What is required
Read the lines below. Copy out any that hold the string "completed".

Collected data entries
[start]

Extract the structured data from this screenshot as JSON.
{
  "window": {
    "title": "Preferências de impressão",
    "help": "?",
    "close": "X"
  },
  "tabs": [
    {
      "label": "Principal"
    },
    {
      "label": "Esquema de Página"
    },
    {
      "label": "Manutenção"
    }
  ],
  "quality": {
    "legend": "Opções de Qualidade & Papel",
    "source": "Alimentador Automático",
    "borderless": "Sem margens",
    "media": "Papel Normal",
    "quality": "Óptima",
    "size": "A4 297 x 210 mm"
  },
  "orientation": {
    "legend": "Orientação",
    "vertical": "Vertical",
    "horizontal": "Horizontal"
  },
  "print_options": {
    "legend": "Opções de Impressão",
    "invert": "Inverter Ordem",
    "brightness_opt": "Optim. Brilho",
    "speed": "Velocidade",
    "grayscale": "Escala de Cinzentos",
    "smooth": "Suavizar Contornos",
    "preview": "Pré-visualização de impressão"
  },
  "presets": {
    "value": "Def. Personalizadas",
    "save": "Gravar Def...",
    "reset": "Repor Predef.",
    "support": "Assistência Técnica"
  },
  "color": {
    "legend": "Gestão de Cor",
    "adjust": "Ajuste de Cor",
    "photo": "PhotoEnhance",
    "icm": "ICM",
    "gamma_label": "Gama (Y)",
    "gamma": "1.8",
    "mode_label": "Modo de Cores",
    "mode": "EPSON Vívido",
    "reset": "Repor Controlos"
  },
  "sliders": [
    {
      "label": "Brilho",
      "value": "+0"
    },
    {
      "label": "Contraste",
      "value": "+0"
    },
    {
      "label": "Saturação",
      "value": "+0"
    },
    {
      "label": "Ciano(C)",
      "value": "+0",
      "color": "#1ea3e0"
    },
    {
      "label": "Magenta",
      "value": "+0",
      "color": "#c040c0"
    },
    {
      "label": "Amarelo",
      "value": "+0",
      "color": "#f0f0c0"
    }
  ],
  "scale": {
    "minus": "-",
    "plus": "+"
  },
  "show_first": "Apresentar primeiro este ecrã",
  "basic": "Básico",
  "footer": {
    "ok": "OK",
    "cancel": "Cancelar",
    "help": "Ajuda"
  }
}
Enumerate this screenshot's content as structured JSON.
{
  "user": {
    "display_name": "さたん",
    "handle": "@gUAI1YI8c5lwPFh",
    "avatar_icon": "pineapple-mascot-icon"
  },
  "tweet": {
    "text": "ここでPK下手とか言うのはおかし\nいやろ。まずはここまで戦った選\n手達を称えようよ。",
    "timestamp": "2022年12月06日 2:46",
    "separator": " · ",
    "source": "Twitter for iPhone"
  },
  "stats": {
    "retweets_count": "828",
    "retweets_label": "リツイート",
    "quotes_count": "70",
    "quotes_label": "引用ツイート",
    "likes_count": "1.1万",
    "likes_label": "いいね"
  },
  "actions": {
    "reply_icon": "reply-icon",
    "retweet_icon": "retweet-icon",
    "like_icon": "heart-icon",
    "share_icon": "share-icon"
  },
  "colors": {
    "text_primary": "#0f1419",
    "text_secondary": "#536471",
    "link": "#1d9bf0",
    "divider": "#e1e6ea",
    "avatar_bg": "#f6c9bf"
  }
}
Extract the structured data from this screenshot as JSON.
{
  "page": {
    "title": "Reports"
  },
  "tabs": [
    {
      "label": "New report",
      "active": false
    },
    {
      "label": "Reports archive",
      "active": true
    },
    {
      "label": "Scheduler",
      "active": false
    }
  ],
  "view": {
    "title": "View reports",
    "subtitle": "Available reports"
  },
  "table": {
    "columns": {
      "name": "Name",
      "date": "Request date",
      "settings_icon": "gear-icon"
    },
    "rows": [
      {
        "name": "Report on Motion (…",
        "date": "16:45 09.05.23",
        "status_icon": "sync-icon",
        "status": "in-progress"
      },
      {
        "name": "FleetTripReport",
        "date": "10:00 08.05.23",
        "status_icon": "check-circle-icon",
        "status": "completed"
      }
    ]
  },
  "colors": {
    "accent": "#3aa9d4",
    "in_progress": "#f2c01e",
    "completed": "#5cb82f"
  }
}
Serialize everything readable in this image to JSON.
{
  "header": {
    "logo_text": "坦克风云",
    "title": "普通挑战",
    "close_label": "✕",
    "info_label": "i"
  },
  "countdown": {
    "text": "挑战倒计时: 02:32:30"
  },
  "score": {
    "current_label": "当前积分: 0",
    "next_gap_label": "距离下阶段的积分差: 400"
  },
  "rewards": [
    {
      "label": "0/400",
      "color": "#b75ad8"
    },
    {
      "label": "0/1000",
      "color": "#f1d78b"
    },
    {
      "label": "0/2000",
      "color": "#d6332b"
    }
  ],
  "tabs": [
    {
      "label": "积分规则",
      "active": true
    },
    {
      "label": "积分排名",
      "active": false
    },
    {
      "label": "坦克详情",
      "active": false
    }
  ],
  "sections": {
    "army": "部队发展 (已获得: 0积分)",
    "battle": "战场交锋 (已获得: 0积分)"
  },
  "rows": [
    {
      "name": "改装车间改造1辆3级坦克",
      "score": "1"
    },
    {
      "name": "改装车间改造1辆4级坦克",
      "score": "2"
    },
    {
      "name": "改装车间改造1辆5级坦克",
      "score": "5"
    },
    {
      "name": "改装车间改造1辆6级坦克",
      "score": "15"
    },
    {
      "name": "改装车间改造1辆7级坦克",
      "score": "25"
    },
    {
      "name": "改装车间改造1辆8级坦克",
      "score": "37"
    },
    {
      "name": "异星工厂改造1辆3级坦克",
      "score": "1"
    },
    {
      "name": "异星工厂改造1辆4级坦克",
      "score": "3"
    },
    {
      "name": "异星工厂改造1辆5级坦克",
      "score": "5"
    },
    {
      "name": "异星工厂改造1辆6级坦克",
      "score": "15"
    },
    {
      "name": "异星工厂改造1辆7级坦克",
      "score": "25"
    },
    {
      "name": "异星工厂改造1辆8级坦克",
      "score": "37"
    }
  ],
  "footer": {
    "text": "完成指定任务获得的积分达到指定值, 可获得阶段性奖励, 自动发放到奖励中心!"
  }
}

[end]

Answer to this task
        "status": "completed"
    "completed": "#5cb82f"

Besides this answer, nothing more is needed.